-- GIVEN EXERCISE --
In the data, extract each line that holds the string "Кондакова".

-- AVAILABLE DATA --
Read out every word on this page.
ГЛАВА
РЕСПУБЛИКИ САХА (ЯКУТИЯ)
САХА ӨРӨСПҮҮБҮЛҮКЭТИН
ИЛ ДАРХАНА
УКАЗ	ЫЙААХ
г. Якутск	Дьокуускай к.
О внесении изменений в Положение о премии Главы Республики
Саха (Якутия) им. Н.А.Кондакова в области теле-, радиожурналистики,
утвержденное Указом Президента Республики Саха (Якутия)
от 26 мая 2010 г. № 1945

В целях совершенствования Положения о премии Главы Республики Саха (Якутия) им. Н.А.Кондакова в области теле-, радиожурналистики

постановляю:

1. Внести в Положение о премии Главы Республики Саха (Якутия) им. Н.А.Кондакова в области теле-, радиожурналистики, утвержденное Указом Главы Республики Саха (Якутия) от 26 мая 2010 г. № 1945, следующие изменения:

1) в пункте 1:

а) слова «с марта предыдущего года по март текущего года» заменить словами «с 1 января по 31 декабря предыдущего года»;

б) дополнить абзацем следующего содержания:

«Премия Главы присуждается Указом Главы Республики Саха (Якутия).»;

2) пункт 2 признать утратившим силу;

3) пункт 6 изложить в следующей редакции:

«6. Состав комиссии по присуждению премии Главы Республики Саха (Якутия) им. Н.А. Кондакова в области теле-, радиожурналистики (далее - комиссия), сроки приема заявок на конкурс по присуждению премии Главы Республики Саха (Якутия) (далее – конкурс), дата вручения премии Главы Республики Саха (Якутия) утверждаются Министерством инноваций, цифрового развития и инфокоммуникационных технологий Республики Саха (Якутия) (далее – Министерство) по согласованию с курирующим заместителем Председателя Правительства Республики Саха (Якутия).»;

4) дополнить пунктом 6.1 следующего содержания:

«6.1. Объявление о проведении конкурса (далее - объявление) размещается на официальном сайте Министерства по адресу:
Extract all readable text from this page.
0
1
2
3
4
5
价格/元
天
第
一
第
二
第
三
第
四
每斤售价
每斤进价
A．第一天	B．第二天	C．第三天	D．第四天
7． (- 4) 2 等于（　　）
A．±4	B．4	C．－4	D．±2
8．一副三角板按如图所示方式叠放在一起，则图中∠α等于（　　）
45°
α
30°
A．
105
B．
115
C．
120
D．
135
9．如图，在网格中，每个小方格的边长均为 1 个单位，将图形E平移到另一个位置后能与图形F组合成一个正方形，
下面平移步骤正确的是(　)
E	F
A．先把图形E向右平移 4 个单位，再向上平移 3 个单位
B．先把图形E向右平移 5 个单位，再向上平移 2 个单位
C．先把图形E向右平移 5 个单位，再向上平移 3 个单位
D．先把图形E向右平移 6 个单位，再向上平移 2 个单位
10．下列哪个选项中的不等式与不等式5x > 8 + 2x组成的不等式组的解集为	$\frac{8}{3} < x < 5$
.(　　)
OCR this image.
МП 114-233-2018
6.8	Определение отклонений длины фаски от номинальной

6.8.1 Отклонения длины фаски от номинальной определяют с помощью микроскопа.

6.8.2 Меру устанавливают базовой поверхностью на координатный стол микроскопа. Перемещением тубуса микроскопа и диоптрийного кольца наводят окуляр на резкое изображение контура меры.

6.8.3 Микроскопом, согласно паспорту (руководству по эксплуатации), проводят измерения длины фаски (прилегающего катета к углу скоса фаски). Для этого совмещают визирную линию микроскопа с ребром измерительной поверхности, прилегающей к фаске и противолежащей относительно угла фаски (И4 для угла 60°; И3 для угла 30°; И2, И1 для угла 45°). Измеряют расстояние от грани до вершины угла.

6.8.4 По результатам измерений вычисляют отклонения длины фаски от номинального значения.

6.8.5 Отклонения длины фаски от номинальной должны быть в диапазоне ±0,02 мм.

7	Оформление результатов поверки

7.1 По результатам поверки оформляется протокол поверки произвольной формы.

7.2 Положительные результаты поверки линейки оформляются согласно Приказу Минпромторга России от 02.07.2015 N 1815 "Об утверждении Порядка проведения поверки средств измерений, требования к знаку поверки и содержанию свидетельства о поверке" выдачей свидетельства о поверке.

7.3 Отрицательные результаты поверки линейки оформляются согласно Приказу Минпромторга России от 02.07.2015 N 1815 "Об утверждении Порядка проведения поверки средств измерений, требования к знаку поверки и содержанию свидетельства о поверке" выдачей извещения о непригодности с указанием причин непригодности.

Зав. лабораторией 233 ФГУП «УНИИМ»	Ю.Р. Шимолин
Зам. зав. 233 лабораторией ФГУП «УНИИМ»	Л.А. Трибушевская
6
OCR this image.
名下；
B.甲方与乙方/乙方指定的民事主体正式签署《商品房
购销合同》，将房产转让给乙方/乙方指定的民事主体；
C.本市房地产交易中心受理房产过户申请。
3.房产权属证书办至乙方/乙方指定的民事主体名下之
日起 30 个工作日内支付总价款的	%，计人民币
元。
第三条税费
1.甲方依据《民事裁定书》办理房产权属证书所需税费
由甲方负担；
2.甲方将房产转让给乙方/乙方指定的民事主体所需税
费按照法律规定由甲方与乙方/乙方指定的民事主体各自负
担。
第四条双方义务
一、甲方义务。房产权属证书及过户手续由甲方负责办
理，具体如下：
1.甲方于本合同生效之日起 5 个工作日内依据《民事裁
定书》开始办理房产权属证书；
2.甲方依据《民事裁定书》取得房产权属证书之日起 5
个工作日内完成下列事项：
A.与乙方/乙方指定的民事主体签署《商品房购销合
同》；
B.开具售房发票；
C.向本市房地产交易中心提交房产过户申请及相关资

-- CORRECT OUTPUT --
Саха (Якутия) им. Н.А.Кондакова в области теле-, радиожурналистики,
В целях совершенствования Положения о премии Главы Республики Саха (Якутия) им. Н.А.Кондакова в области теле-, радиожурналистики
1. Внести в Положение о премии Главы Республики Саха (Якутия) им. Н.А.Кондакова в области теле-, радиожурналистики, утвержденное Указом Главы Республики Саха (Якутия) от 26 мая 2010 г. № 1945, следующие изменения:
«6. Состав комиссии по присуждению премии Главы Республики Саха (Якутия) им. Н.А. Кондакова в области теле-, радиожурналистики (далее - комиссия), сроки приема заявок на конкурс по присуждению премии Главы Республики Саха (Якутия) (далее – конкурс), дата вручения премии Главы Республики Саха (Якутия) утверждаются Министерством инноваций, цифрового развития и инфокоммуникационных технологий Республики Саха (Якутия) (далее – Министерство) по согласованию с курирующим заместителем Председателя Правительства Республики Саха (Якутия).»;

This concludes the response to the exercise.